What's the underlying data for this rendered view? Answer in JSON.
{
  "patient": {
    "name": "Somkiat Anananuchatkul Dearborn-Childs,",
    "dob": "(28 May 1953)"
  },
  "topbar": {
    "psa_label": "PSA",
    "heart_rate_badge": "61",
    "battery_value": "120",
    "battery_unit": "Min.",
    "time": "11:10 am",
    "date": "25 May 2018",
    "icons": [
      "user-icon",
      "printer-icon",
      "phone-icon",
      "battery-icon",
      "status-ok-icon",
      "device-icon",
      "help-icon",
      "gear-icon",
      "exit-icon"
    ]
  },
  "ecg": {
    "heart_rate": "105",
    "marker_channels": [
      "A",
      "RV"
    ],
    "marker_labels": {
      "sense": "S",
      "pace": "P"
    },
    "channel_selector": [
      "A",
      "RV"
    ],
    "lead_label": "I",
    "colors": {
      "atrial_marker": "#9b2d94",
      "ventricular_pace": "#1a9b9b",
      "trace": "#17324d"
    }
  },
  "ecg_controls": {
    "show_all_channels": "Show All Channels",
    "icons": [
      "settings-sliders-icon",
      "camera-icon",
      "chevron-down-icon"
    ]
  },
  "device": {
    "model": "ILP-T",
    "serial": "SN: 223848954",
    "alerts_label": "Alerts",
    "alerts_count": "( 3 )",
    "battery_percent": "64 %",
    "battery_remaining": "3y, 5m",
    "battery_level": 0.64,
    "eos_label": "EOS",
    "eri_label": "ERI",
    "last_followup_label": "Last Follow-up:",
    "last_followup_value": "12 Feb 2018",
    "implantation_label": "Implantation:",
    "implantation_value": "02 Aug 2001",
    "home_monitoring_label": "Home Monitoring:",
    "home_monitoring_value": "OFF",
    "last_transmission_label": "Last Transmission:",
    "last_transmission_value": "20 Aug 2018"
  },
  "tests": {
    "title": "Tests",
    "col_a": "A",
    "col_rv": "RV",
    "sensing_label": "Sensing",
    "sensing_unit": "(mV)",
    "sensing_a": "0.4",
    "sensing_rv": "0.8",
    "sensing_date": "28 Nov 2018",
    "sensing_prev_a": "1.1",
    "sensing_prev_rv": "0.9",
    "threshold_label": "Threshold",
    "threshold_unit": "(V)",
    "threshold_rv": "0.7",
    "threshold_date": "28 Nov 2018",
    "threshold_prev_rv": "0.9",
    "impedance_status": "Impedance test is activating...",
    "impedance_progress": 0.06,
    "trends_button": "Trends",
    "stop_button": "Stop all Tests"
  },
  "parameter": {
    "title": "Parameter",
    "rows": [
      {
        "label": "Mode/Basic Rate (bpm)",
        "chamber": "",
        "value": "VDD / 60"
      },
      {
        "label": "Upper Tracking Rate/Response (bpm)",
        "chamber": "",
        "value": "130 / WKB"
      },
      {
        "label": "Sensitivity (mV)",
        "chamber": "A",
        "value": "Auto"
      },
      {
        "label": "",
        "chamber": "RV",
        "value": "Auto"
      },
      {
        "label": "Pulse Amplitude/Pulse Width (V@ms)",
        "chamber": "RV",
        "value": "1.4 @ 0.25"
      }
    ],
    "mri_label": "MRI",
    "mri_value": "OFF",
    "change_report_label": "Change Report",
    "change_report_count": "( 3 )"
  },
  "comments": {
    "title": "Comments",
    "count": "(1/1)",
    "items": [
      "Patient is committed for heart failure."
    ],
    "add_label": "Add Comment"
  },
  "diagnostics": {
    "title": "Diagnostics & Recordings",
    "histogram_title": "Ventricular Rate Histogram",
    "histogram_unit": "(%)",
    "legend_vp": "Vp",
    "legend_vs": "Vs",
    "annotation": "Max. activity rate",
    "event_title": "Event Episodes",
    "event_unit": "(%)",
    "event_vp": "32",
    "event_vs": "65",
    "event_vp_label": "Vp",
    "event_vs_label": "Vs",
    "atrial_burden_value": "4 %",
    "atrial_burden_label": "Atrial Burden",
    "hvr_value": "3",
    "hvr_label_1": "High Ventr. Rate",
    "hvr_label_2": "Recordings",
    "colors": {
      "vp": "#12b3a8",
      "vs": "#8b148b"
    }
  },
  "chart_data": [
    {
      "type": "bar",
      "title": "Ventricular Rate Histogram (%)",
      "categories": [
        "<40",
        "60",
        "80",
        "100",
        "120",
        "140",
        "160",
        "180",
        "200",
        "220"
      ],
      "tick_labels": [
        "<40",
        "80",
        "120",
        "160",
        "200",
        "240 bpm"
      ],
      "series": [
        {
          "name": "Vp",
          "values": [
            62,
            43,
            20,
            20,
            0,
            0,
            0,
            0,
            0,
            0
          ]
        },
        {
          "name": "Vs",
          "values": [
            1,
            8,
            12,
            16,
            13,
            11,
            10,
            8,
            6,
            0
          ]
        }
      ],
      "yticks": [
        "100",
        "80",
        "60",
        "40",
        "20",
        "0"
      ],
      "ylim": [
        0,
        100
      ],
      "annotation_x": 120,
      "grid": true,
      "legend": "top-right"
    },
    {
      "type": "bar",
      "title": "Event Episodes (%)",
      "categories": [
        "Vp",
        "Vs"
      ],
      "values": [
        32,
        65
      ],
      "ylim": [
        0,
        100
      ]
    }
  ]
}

## WHAT IS NEEDED
Write each line above out exactly.

## OUTPUT
What's the underlying data for this rendered view? Answer in JSON.
{
  "patient": {
    "name": "Somkiat Anananuchatkul Dearborn-Childs,",
    "dob": "(28 May 1953)"
  },
  "topbar": {
    "psa_label": "PSA",
    "heart_rate_badge": "61",
    "battery_value": "120",
    "battery_unit": "Min.",
    "time": "11:10 am",
    "date": "25 May 2018",
    "icons": [
      "user-icon",
      "printer-icon",
      "phone-icon",
      "battery-icon",
      "status-ok-icon",
      "device-icon",
      "help-icon",
      "gear-icon",
      "exit-icon"
    ]
  },
  "ecg": {
    "heart_rate": "105",
    "marker_channels": [
      "A",
      "RV"
    ],
    "marker_labels": {
      "sense": "S",
      "pace": "P"
    },
    "channel_selector": [
      "A",
      "RV"
    ],
    "lead_label": "I",
    "colors": {
      "atrial_marker": "#9b2d94",
      "ventricular_pace": "#1a9b9b",
      "trace": "#17324d"
    }
  },
  "ecg_controls": {
    "show_all_channels": "Show All Channels",
    "icons": [
      "settings-sliders-icon",
      "camera-icon",
      "chevron-down-icon"
    ]
  },
  "device": {
    "model": "ILP-T",
    "serial": "SN: 223848954",
    "alerts_label": "Alerts",
    "alerts_count": "( 3 )",
    "battery_percent": "64 %",
    "battery_remaining": "3y, 5m",
    "battery_level": 0.64,
    "eos_label": "EOS",
    "eri_label": "ERI",
    "last_followup_label": "Last Follow-up:",
    "last_followup_value": "12 Feb 2018",
    "implantation_label": "Implantation:",
    "implantation_value": "02 Aug 2001",
    "home_monitoring_label": "Home Monitoring:",
    "home_monitoring_value": "OFF",
    "last_transmission_label": "Last Transmission:",
    "last_transmission_value": "20 Aug 2018"
  },
  "tests": {
    "title": "Tests",
    "col_a": "A",
    "col_rv": "RV",
    "sensing_label": "Sensing",
    "sensing_unit": "(mV)",
    "sensing_a": "0.4",
    "sensing_rv": "0.8",
    "sensing_date": "28 Nov 2018",
    "sensing_prev_a": "1.1",
    "sensing_prev_rv": "0.9",
    "threshold_label": "Threshold",
    "threshold_unit": "(V)",
    "threshold_rv": "0.7",
    "threshold_date": "28 Nov 2018",
    "threshold_prev_rv": "0.9",
    "impedance_status": "Impedance test is activating...",
    "impedance_progress": 0.06,
    "trends_button": "Trends",
    "stop_button": "Stop all Tests"
  },
  "parameter": {
    "title": "Parameter",
    "rows": [
      {
        "label": "Mode/Basic Rate (bpm)",
        "chamber": "",
        "value": "VDD / 60"
      },
      {
        "label": "Upper Tracking Rate/Response (bpm)",
        "chamber": "",
        "value": "130 / WKB"
      },
      {
        "label": "Sensitivity (mV)",
        "chamber": "A",
        "value": "Auto"
      },
      {
        "label": "",
        "chamber": "RV",
        "value": "Auto"
      },
      {
        "label": "Pulse Amplitude/Pulse Width (V@ms)",
        "chamber": "RV",
        "value": "1.4 @ 0.25"
      }
    ],
    "mri_label": "MRI",
    "mri_value": "OFF",
    "change_report_label": "Change Report",
    "change_report_count": "( 3 )"
  },
  "comments": {
    "title": "Comments",
    "count": "(1/1)",
    "items": [
      "Patient is committed for heart failure."
    ],
    "add_label": "Add Comment"
  },
  "diagnostics": {
    "title": "Diagnostics & Recordings",
    "histogram_title": "Ventricular Rate Histogram",
    "histogram_unit": "(%)",
    "legend_vp": "Vp",
    "legend_vs": "Vs",
    "annotation": "Max. activity rate",
    "event_title": "Event Episodes",
    "event_unit": "(%)",
    "event_vp": "32",
    "event_vs": "65",
    "event_vp_label": "Vp",
    "event_vs_label": "Vs",
    "atrial_burden_value": "4 %",
    "atrial_burden_label": "Atrial Burden",
    "hvr_value": "3",
    "hvr_label_1": "High Ventr. Rate",
    "hvr_label_2": "Recordings",
    "colors": {
      "vp": "#12b3a8",
      "vs": "#8b148b"
    }
  },
  "chart_data": [
    {
      "type": "bar",
      "title": "Ventricular Rate Histogram (%)",
      "categories": [
        "<40",
        "60",
        "80",
        "100",
        "120",
        "140",
        "160",
        "180",
        "200",
        "220"
      ],
      "tick_labels": [
        "<40",
        "80",
        "120",
        "160",
        "200",
        "240 bpm"
      ],
      "series": [
        {
          "name": "Vp",
          "values": [
            62,
            43,
            20,
            20,
            0,
            0,
            0,
            0,
            0,
            0
          ]
        },
        {
          "name": "Vs",
          "values": [
            1,
            8,
            12,
            16,
            13,
            11,
            10,
            8,
            6,
            0
          ]
        }
      ],
      "yticks": [
        "100",
        "80",
        "60",
        "40",
        "20",
        "0"
      ],
      "ylim": [
        0,
        100
      ],
      "annotation_x": 120,
      "grid": true,
      "legend": "top-right"
    },
    {
      "type": "bar",
      "title": "Event Episodes (%)",
      "categories": [
        "Vp",
        "Vs"
      ],
      "values": [
        32,
        65
      ],
      "ylim": [
        0,
        100
      ]
    }
  ]
}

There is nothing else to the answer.